Omit every picture, then give all the entries again exactly.

====================

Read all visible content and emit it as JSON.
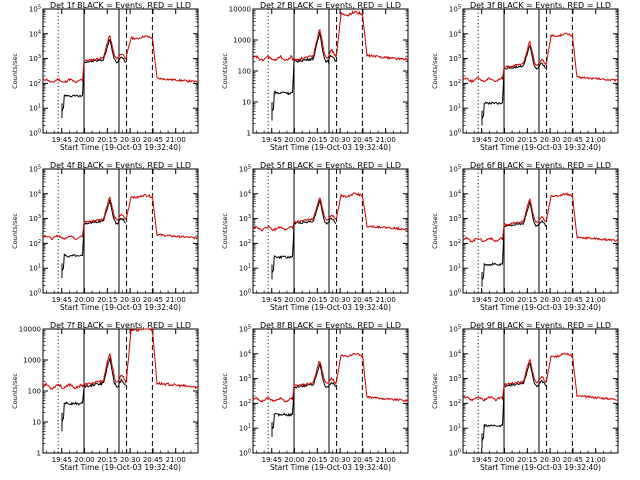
{
  "chart_data": [
    {
      "type": "line",
      "title": "Det 1f BLACK = Events, RED = LLD",
      "ylabel": "Counts/sec",
      "xlabel": "Start Time (19-Oct-03 19:32:40)",
      "x_ticks": [
        "19:45",
        "20:00",
        "20:15",
        "20:30",
        "20:45",
        "21:00"
      ],
      "y_scale": "log",
      "y_ticks": [
        "10^0",
        "10^1",
        "10^2",
        "10^3",
        "10^4",
        "10^5"
      ],
      "y_range": [
        1,
        100000
      ],
      "series": [
        {
          "name": "BLACK",
          "color": "#000000",
          "label": "Events"
        },
        {
          "name": "RED",
          "color": "#d40000",
          "label": "LLD"
        }
      ]
    },
    {
      "type": "line",
      "title": "Det 2f BLACK = Events, RED = LLD",
      "ylabel": "Counts/sec",
      "xlabel": "Start Time (19-Oct-03 19:32:40)",
      "x_ticks": [
        "19:45",
        "20:00",
        "20:15",
        "20:30",
        "20:45",
        "21:00"
      ],
      "y_scale": "log",
      "y_ticks": [
        "1",
        "10",
        "100",
        "1000",
        "10000"
      ],
      "y_range": [
        1,
        10000
      ],
      "series": [
        {
          "name": "BLACK",
          "color": "#000000",
          "label": "Events"
        },
        {
          "name": "RED",
          "color": "#d40000",
          "label": "LLD"
        }
      ]
    },
    {
      "type": "line",
      "title": "Det 3f BLACK = Events, RED = LLD",
      "ylabel": "Counts/sec",
      "xlabel": "Start Time (19-Oct-03 19:32:40)",
      "x_ticks": [
        "19:45",
        "20:00",
        "20:15",
        "20:30",
        "20:45",
        "21:00"
      ],
      "y_scale": "log",
      "y_ticks": [
        "10^0",
        "10^1",
        "10^2",
        "10^3",
        "10^4",
        "10^5"
      ],
      "y_range": [
        1,
        100000
      ],
      "series": [
        {
          "name": "BLACK",
          "color": "#000000",
          "label": "Events"
        },
        {
          "name": "RED",
          "color": "#d40000",
          "label": "LLD"
        }
      ]
    },
    {
      "type": "line",
      "title": "Det 4f BLACK = Events, RED = LLD",
      "ylabel": "Counts/sec",
      "xlabel": "Start Time (19-Oct-03 19:32:40)",
      "x_ticks": [
        "19:45",
        "20:00",
        "20:15",
        "20:30",
        "20:45",
        "21:00"
      ],
      "y_scale": "log",
      "y_ticks": [
        "10^0",
        "10^1",
        "10^2",
        "10^3",
        "10^4",
        "10^5"
      ],
      "y_range": [
        1,
        100000
      ],
      "series": [
        {
          "name": "BLACK",
          "color": "#000000",
          "label": "Events"
        },
        {
          "name": "RED",
          "color": "#d40000",
          "label": "LLD"
        }
      ]
    },
    {
      "type": "line",
      "title": "Det 5f BLACK = Events, RED = LLD",
      "ylabel": "Counts/sec",
      "xlabel": "Start Time (19-Oct-03 19:32:40)",
      "x_ticks": [
        "19:45",
        "20:00",
        "20:15",
        "20:30",
        "20:45",
        "21:00"
      ],
      "y_scale": "log",
      "y_ticks": [
        "10^0",
        "10^1",
        "10^2",
        "10^3",
        "10^4",
        "10^5"
      ],
      "y_range": [
        1,
        100000
      ],
      "series": [
        {
          "name": "BLACK",
          "color": "#000000",
          "label": "Events"
        },
        {
          "name": "RED",
          "color": "#d40000",
          "label": "LLD"
        }
      ]
    },
    {
      "type": "line",
      "title": "Det 6f BLACK = Events, RED = LLD",
      "ylabel": "Counts/sec",
      "xlabel": "Start Time (19-Oct-03 19:32:40)",
      "x_ticks": [
        "19:45",
        "20:00",
        "20:15",
        "20:30",
        "20:45",
        "21:00"
      ],
      "y_scale": "log",
      "y_ticks": [
        "10^0",
        "10^1",
        "10^2",
        "10^3",
        "10^4",
        "10^5"
      ],
      "y_range": [
        1,
        100000
      ],
      "series": [
        {
          "name": "BLACK",
          "color": "#000000",
          "label": "Events"
        },
        {
          "name": "RED",
          "color": "#d40000",
          "label": "LLD"
        }
      ]
    },
    {
      "type": "line",
      "title": "Det 7f BLACK = Events, RED = LLD",
      "ylabel": "Counts/sec",
      "xlabel": "Start Time (19-Oct-03 19:32:40)",
      "x_ticks": [
        "19:45",
        "20:00",
        "20:15",
        "20:30",
        "20:45",
        "21:00"
      ],
      "y_scale": "log",
      "y_ticks": [
        "1",
        "10",
        "100",
        "1000",
        "10000"
      ],
      "y_range": [
        1,
        10000
      ],
      "series": [
        {
          "name": "BLACK",
          "color": "#000000",
          "label": "Events"
        },
        {
          "name": "RED",
          "color": "#d40000",
          "label": "LLD"
        }
      ]
    },
    {
      "type": "line",
      "title": "Det 8f BLACK = Events, RED = LLD",
      "ylabel": "Counts/sec",
      "xlabel": "Start Time (19-Oct-03 19:32:40)",
      "x_ticks": [
        "19:45",
        "20:00",
        "20:15",
        "20:30",
        "20:45",
        "21:00"
      ],
      "y_scale": "log",
      "y_ticks": [
        "10^0",
        "10^1",
        "10^2",
        "10^3",
        "10^4",
        "10^5"
      ],
      "y_range": [
        1,
        100000
      ],
      "series": [
        {
          "name": "BLACK",
          "color": "#000000",
          "label": "Events"
        },
        {
          "name": "RED",
          "color": "#d40000",
          "label": "LLD"
        }
      ]
    },
    {
      "type": "line",
      "title": "Det 9f BLACK = Events, RED = LLD",
      "ylabel": "Counts/sec",
      "xlabel": "Start Time (19-Oct-03 19:32:40)",
      "x_ticks": [
        "19:45",
        "20:00",
        "20:15",
        "20:30",
        "20:45",
        "21:00"
      ],
      "y_scale": "log",
      "y_ticks": [
        "10^0",
        "10^1",
        "10^2",
        "10^3",
        "10^4",
        "10^5"
      ],
      "y_range": [
        1,
        100000
      ],
      "series": [
        {
          "name": "BLACK",
          "color": "#000000",
          "label": "Events"
        },
        {
          "name": "RED",
          "color": "#d40000",
          "label": "LLD"
        }
      ]
    }
  ]
}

====================

### OUTPUT BELOW
Read all visible content and emit it as JSON.
{
  "chart_data": [
    {
      "type": "line",
      "title": "Det 1f BLACK = Events, RED = LLD",
      "ylabel": "Counts/sec",
      "xlabel": "Start Time (19-Oct-03 19:32:40)",
      "x_ticks": [
        "19:45",
        "20:00",
        "20:15",
        "20:30",
        "20:45",
        "21:00"
      ],
      "y_scale": "log",
      "y_ticks": [
        "10^0",
        "10^1",
        "10^2",
        "10^3",
        "10^4",
        "10^5"
      ],
      "y_range": [
        1,
        100000
      ],
      "series": [
        {
          "name": "BLACK",
          "color": "#000000",
          "label": "Events"
        },
        {
          "name": "RED",
          "color": "#d40000",
          "label": "LLD"
        }
      ]
    },
    {
      "type": "line",
      "title": "Det 2f BLACK = Events, RED = LLD",
      "ylabel": "Counts/sec",
      "xlabel": "Start Time (19-Oct-03 19:32:40)",
      "x_ticks": [
        "19:45",
        "20:00",
        "20:15",
        "20:30",
        "20:45",
        "21:00"
      ],
      "y_scale": "log",
      "y_ticks": [
        "1",
        "10",
        "100",
        "1000",
        "10000"
      ],
      "y_range": [
        1,
        10000
      ],
      "series": [
        {
          "name": "BLACK",
          "color": "#000000",
          "label": "Events"
        },
        {
          "name": "RED",
          "color": "#d40000",
          "label": "LLD"
        }
      ]
    },
    {
      "type": "line",
      "title": "Det 3f BLACK = Events, RED = LLD",
      "ylabel": "Counts/sec",
      "xlabel": "Start Time (19-Oct-03 19:32:40)",
      "x_ticks": [
        "19:45",
        "20:00",
        "20:15",
        "20:30",
        "20:45",
        "21:00"
      ],
      "y_scale": "log",
      "y_ticks": [
        "10^0",
        "10^1",
        "10^2",
        "10^3",
        "10^4",
        "10^5"
      ],
      "y_range": [
        1,
        100000
      ],
      "series": [
        {
          "name": "BLACK",
          "color": "#000000",
          "label": "Events"
        },
        {
          "name": "RED",
          "color": "#d40000",
          "label": "LLD"
        }
      ]
    },
    {
      "type": "line",
      "title": "Det 4f BLACK = Events, RED = LLD",
      "ylabel": "Counts/sec",
      "xlabel": "Start Time (19-Oct-03 19:32:40)",
      "x_ticks": [
        "19:45",
        "20:00",
        "20:15",
        "20:30",
        "20:45",
        "21:00"
      ],
      "y_scale": "log",
      "y_ticks": [
        "10^0",
        "10^1",
        "10^2",
        "10^3",
        "10^4",
        "10^5"
      ],
      "y_range": [
        1,
        100000
      ],
      "series": [
        {
          "name": "BLACK",
          "color": "#000000",
          "label": "Events"
        },
        {
          "name": "RED",
          "color": "#d40000",
          "label": "LLD"
        }
      ]
    },
    {
      "type": "line",
      "title": "Det 5f BLACK = Events, RED = LLD",
      "ylabel": "Counts/sec",
      "xlabel": "Start Time (19-Oct-03 19:32:40)",
      "x_ticks": [
        "19:45",
        "20:00",
        "20:15",
        "20:30",
        "20:45",
        "21:00"
      ],
      "y_scale": "log",
      "y_ticks": [
        "10^0",
        "10^1",
        "10^2",
        "10^3",
        "10^4",
        "10^5"
      ],
      "y_range": [
        1,
        100000
      ],
      "series": [
        {
          "name": "BLACK",
          "color": "#000000",
          "label": "Events"
        },
        {
          "name": "RED",
          "color": "#d40000",
          "label": "LLD"
        }
      ]
    },
    {
      "type": "line",
      "title": "Det 6f BLACK = Events, RED = LLD",
      "ylabel": "Counts/sec",
      "xlabel": "Start Time (19-Oct-03 19:32:40)",
      "x_ticks": [
        "19:45",
        "20:00",
        "20:15",
        "20:30",
        "20:45",
        "21:00"
      ],
      "y_scale": "log",
      "y_ticks": [
        "10^0",
        "10^1",
        "10^2",
        "10^3",
        "10^4",
        "10^5"
      ],
      "y_range": [
        1,
        100000
      ],
      "series": [
        {
          "name": "BLACK",
          "color": "#000000",
          "label": "Events"
        },
        {
          "name": "RED",
          "color": "#d40000",
          "label": "LLD"
        }
      ]
    },
    {
      "type": "line",
      "title": "Det 7f BLACK = Events, RED = LLD",
      "ylabel": "Counts/sec",
      "xlabel": "Start Time (19-Oct-03 19:32:40)",
      "x_ticks": [
        "19:45",
        "20:00",
        "20:15",
        "20:30",
        "20:45",
        "21:00"
      ],
      "y_scale": "log",
      "y_ticks": [
        "1",
        "10",
        "100",
        "1000",
        "10000"
      ],
      "y_range": [
        1,
        10000
      ],
      "series": [
        {
          "name": "BLACK",
          "color": "#000000",
          "label": "Events"
        },
        {
          "name": "RED",
          "color": "#d40000",
          "label": "LLD"
        }
      ]
    },
    {
      "type": "line",
      "title": "Det 8f BLACK = Events, RED = LLD",
      "ylabel": "Counts/sec",
      "xlabel": "Start Time (19-Oct-03 19:32:40)",
      "x_ticks": [
        "19:45",
        "20:00",
        "20:15",
        "20:30",
        "20:45",
        "21:00"
      ],
      "y_scale": "log",
      "y_ticks": [
        "10^0",
        "10^1",
        "10^2",
        "10^3",
        "10^4",
        "10^5"
      ],
      "y_range": [
        1,
        100000
      ],
      "series": [
        {
          "name": "BLACK",
          "color": "#000000",
          "label": "Events"
        },
        {
          "name": "RED",
          "color": "#d40000",
          "label": "LLD"
        }
      ]
    },
    {
      "type": "line",
      "title": "Det 9f BLACK = Events, RED = LLD",
      "ylabel": "Counts/sec",
      "xlabel": "Start Time (19-Oct-03 19:32:40)",
      "x_ticks": [
        "19:45",
        "20:00",
        "20:15",
        "20:30",
        "20:45",
        "21:00"
      ],
      "y_scale": "log",
      "y_ticks": [
        "10^0",
        "10^1",
        "10^2",
        "10^3",
        "10^4",
        "10^5"
      ],
      "y_range": [
        1,
        100000
      ],
      "series": [
        {
          "name": "BLACK",
          "color": "#000000",
          "label": "Events"
        },
        {
          "name": "RED",
          "color": "#d40000",
          "label": "LLD"
        }
      ]
    }
  ]
}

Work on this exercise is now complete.